Dataset records
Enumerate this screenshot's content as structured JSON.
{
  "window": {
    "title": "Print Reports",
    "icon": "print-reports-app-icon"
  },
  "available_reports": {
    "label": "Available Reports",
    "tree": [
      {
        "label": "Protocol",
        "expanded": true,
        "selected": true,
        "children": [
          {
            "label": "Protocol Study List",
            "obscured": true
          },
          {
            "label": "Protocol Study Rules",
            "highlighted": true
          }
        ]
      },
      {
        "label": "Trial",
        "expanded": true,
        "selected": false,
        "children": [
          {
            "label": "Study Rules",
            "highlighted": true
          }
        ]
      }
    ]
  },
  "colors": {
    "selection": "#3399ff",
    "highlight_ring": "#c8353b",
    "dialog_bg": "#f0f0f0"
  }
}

Your objective
Write out every record shown above, word for word.

Task answer
Enumerate this screenshot's content as structured JSON.
{
  "window": {
    "title": "Print Reports",
    "icon": "print-reports-app-icon"
  },
  "available_reports": {
    "label": "Available Reports",
    "tree": [
      {
        "label": "Protocol",
        "expanded": true,
        "selected": true,
        "children": [
          {
            "label": "Protocol Study List",
            "obscured": true
          },
          {
            "label": "Protocol Study Rules",
            "highlighted": true
          }
        ]
      },
      {
        "label": "Trial",
        "expanded": true,
        "selected": false,
        "children": [
          {
            "label": "Study Rules",
            "highlighted": true
          }
        ]
      }
    ]
  },
  "colors": {
    "selection": "#3399ff",
    "highlight_ring": "#c8353b",
    "dialog_bg": "#f0f0f0"
  }
}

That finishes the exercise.